* STATED GOAL
Filter the data below for the string "median" and copy each matching line.

======

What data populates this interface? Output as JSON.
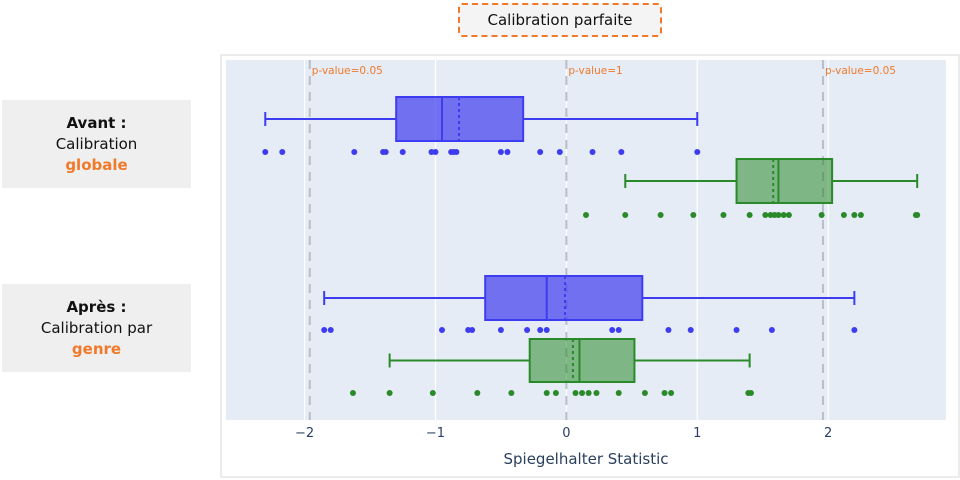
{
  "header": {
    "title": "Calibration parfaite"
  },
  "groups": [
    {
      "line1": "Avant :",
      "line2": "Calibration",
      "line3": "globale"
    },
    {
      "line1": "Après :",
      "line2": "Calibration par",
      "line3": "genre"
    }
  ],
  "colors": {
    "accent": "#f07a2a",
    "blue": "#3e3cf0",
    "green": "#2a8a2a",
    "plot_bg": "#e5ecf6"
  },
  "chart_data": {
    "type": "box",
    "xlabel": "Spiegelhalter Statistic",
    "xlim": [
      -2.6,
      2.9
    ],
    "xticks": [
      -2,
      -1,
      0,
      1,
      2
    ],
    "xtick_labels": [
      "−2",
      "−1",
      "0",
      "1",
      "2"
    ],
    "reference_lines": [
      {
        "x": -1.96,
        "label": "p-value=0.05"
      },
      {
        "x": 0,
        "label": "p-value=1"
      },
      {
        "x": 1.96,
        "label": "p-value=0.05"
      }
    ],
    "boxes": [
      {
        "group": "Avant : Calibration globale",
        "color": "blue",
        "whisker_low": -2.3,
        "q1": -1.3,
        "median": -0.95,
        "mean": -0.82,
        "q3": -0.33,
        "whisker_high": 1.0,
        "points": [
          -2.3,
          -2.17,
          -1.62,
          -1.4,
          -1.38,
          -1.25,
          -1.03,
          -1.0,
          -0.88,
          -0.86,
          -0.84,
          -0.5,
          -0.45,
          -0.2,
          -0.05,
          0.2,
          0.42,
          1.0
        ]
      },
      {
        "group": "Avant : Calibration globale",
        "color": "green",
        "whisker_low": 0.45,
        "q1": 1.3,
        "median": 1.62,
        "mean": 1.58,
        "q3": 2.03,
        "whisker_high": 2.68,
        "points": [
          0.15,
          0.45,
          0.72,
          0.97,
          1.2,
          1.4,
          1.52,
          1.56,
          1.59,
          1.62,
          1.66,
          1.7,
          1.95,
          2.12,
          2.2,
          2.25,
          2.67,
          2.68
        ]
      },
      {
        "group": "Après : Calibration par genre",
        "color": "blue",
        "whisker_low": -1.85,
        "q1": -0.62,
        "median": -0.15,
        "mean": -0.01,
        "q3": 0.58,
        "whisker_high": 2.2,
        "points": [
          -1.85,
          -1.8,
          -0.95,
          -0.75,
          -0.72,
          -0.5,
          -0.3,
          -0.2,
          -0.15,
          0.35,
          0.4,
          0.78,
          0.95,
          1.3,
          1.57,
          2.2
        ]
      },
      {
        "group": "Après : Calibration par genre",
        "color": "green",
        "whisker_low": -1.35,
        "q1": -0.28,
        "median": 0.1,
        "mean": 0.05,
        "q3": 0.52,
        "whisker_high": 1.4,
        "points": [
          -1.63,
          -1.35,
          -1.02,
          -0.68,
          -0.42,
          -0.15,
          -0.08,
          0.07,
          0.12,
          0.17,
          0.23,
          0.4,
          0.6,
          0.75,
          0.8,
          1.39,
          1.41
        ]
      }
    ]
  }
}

======

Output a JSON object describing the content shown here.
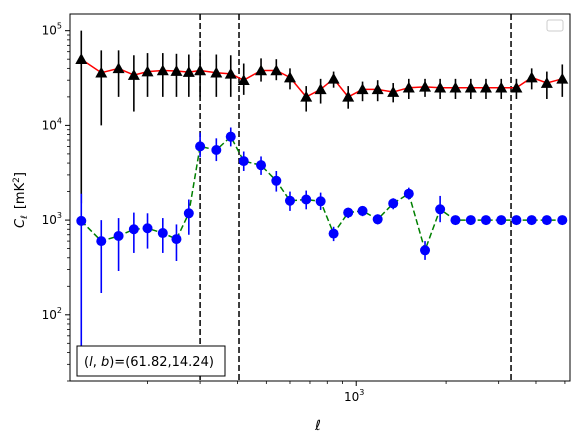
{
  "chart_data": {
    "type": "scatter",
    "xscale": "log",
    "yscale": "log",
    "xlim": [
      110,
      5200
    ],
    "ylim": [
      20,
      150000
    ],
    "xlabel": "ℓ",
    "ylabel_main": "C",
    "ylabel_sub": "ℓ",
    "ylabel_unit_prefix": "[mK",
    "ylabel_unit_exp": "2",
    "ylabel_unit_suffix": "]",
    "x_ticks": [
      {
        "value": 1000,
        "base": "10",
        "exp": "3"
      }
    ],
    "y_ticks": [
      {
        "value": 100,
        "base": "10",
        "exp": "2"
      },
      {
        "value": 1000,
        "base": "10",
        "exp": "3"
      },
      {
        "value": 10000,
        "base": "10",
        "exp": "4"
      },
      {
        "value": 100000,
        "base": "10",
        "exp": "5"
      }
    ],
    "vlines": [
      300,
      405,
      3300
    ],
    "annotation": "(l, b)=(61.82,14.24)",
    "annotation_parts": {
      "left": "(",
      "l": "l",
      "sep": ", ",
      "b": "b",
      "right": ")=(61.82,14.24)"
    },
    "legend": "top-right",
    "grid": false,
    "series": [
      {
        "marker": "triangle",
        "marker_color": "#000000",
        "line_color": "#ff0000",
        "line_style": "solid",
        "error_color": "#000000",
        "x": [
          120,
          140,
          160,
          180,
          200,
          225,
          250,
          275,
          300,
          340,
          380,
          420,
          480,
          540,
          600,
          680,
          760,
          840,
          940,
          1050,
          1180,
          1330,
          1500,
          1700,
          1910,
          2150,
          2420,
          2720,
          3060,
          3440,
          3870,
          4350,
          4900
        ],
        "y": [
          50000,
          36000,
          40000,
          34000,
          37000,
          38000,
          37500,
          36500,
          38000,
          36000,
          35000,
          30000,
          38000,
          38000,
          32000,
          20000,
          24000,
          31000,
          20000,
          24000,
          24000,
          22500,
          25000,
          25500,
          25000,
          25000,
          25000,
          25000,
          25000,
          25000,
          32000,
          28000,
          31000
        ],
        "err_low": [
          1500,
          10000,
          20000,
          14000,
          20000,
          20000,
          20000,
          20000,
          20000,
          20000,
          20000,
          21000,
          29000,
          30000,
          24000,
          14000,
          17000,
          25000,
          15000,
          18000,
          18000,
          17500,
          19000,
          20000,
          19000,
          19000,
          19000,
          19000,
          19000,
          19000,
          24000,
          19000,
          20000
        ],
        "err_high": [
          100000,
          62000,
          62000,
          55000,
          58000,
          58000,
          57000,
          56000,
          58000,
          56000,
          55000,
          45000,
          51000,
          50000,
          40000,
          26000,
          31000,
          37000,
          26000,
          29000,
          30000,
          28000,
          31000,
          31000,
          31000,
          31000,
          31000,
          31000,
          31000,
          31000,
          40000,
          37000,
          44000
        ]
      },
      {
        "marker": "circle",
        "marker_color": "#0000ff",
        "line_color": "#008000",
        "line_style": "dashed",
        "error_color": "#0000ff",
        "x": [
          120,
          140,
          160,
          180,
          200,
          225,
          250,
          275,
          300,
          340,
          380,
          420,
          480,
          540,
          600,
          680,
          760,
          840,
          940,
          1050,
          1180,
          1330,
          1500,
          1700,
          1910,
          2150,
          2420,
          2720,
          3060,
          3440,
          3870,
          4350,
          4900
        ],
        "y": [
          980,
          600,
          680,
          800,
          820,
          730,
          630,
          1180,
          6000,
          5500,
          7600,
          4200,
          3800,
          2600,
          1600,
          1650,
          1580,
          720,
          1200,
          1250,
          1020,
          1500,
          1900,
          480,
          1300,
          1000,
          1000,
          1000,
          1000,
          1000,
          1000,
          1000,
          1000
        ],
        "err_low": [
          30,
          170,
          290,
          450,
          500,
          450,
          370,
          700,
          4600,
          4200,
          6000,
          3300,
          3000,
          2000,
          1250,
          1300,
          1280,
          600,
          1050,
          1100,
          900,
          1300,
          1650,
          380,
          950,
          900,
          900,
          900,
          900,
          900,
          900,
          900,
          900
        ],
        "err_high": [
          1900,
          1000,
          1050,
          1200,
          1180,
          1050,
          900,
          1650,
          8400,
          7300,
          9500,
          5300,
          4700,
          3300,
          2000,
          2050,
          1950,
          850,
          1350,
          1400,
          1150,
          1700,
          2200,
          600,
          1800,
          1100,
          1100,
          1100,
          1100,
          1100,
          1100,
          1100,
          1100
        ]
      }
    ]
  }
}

======

* FULL SOLUTION
        "median": -0.95,
        "median": 1.62,
        "median": -0.15,
        "median": 0.1,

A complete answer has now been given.